Set task: Your task is to copy the listing exactly. Drop any pictures from the copy.

Provided data:

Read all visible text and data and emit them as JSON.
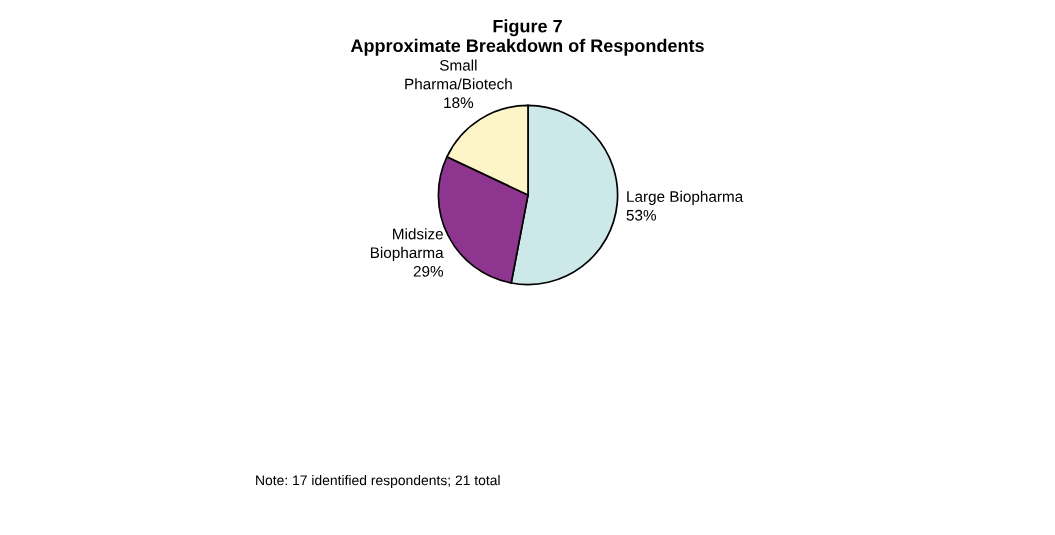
{
  "chart_data": {
    "type": "pie",
    "title": "Figure 7\nApproximate Breakdown of Respondents",
    "categories": [
      "Large Biopharma",
      "Midsize\nBiopharma",
      "Small\nPharma/Biotech"
    ],
    "values": [
      53,
      29,
      18
    ],
    "colors": [
      "#cce8e8",
      "#8e3590",
      "#fdf4c8"
    ],
    "value_labels": [
      "53%",
      "29%",
      "18%"
    ],
    "annotations": [
      "Note: 17 identified respondents; 21 total"
    ]
  }
}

Exercise solution:
Read all visible text and data and emit them as JSON.
{
  "chart_data": {
    "type": "pie",
    "title": "Figure 7\nApproximate Breakdown of Respondents",
    "categories": [
      "Large Biopharma",
      "Midsize\nBiopharma",
      "Small\nPharma/Biotech"
    ],
    "values": [
      53,
      29,
      18
    ],
    "colors": [
      "#cce8e8",
      "#8e3590",
      "#fdf4c8"
    ],
    "value_labels": [
      "53%",
      "29%",
      "18%"
    ],
    "annotations": [
      "Note: 17 identified respondents; 21 total"
    ]
  }
}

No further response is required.